[Directions for this task]: Retype the records that come next, word for word.

[Entries]:
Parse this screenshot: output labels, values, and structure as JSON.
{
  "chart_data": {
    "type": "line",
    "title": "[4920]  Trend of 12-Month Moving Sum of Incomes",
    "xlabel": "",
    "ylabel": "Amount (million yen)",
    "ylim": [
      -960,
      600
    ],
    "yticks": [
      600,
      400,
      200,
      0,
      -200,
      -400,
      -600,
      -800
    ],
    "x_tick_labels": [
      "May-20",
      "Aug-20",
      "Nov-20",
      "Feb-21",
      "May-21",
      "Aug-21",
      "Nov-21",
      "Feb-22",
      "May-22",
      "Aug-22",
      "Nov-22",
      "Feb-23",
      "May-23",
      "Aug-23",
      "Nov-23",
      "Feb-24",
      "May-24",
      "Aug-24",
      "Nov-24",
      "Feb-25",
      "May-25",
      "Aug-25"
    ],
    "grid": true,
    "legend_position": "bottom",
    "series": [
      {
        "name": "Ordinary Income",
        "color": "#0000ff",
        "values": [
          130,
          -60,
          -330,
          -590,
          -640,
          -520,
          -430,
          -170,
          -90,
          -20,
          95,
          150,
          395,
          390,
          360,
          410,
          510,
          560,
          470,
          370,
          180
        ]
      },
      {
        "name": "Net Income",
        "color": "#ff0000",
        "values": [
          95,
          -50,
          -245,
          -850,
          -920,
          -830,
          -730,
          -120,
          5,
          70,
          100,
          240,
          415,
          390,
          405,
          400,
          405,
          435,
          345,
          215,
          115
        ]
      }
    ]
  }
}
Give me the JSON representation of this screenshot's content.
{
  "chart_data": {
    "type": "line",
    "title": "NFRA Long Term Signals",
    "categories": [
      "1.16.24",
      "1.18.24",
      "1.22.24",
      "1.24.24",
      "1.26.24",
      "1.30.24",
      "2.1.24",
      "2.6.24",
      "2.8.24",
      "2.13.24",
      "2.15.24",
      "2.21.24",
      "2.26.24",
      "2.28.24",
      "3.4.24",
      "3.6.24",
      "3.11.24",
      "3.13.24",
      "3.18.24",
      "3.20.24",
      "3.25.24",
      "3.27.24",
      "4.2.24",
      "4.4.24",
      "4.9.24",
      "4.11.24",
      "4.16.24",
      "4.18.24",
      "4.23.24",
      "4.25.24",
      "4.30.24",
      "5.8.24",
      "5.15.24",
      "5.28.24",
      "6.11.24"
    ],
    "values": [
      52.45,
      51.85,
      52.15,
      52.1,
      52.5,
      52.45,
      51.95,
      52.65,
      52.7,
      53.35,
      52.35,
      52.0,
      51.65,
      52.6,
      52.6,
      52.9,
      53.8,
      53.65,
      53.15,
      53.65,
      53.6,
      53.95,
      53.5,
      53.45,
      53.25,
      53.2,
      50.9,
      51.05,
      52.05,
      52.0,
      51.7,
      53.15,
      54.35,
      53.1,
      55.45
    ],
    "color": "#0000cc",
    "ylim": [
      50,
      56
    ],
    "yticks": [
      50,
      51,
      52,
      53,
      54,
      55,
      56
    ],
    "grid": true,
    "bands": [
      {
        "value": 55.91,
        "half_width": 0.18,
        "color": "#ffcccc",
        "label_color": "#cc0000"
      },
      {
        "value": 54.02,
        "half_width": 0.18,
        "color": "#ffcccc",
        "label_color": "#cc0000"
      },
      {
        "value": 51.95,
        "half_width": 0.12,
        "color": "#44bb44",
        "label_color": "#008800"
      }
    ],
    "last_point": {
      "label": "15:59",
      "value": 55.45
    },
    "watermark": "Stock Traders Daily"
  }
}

[Answer below]:
Parse this screenshot: output labels, values, and structure as JSON.
{
  "chart_data": {
    "type": "line",
    "title": "[4920]  Trend of 12-Month Moving Sum of Incomes",
    "xlabel": "",
    "ylabel": "Amount (million yen)",
    "ylim": [
      -960,
      600
    ],
    "yticks": [
      600,
      400,
      200,
      0,
      -200,
      -400,
      -600,
      -800
    ],
    "x_tick_labels": [
      "May-20",
      "Aug-20",
      "Nov-20",
      "Feb-21",
      "May-21",
      "Aug-21",
      "Nov-21",
      "Feb-22",
      "May-22",
      "Aug-22",
      "Nov-22",
      "Feb-23",
      "May-23",
      "Aug-23",
      "Nov-23",
      "Feb-24",
      "May-24",
      "Aug-24",
      "Nov-24",
      "Feb-25",
      "May-25",
      "Aug-25"
    ],
    "grid": true,
    "legend_position": "bottom",
    "series": [
      {
        "name": "Ordinary Income",
        "color": "#0000ff",
        "values": [
          130,
          -60,
          -330,
          -590,
          -640,
          -520,
          -430,
          -170,
          -90,
          -20,
          95,
          150,
          395,
          390,
          360,
          410,
          510,
          560,
          470,
          370,
          180
        ]
      },
      {
        "name": "Net Income",
        "color": "#ff0000",
        "values": [
          95,
          -50,
          -245,
          -850,
          -920,
          -830,
          -730,
          -120,
          5,
          70,
          100,
          240,
          415,
          390,
          405,
          400,
          405,
          435,
          345,
          215,
          115
        ]
      }
    ]
  }
}
Give me the JSON representation of this screenshot's content.
{
  "chart_data": {
    "type": "line",
    "title": "NFRA Long Term Signals",
    "categories": [
      "1.16.24",
      "1.18.24",
      "1.22.24",
      "1.24.24",
      "1.26.24",
      "1.30.24",
      "2.1.24",
      "2.6.24",
      "2.8.24",
      "2.13.24",
      "2.15.24",
      "2.21.24",
      "2.26.24",
      "2.28.24",
      "3.4.24",
      "3.6.24",
      "3.11.24",
      "3.13.24",
      "3.18.24",
      "3.20.24",
      "3.25.24",
      "3.27.24",
      "4.2.24",
      "4.4.24",
      "4.9.24",
      "4.11.24",
      "4.16.24",
      "4.18.24",
      "4.23.24",
      "4.25.24",
      "4.30.24",
      "5.8.24",
      "5.15.24",
      "5.28.24",
      "6.11.24"
    ],
    "values": [
      52.45,
      51.85,
      52.15,
      52.1,
      52.5,
      52.45,
      51.95,
      52.65,
      52.7,
      53.35,
      52.35,
      52.0,
      51.65,
      52.6,
      52.6,
      52.9,
      53.8,
      53.65,
      53.15,
      53.65,
      53.6,
      53.95,
      53.5,
      53.45,
      53.25,
      53.2,
      50.9,
      51.05,
      52.05,
      52.0,
      51.7,
      53.15,
      54.35,
      53.1,
      55.45
    ],
    "color": "#0000cc",
    "ylim": [
      50,
      56
    ],
    "yticks": [
      50,
      51,
      52,
      53,
      54,
      55,
      56
    ],
    "grid": true,
    "bands": [
      {
        "value": 55.91,
        "half_width": 0.18,
        "color": "#ffcccc",
        "label_color": "#cc0000"
      },
      {
        "value": 54.02,
        "half_width": 0.18,
        "color": "#ffcccc",
        "label_color": "#cc0000"
      },
      {
        "value": 51.95,
        "half_width": 0.12,
        "color": "#44bb44",
        "label_color": "#008800"
      }
    ],
    "last_point": {
      "label": "15:59",
      "value": 55.45
    },
    "watermark": "Stock Traders Daily"
  }
}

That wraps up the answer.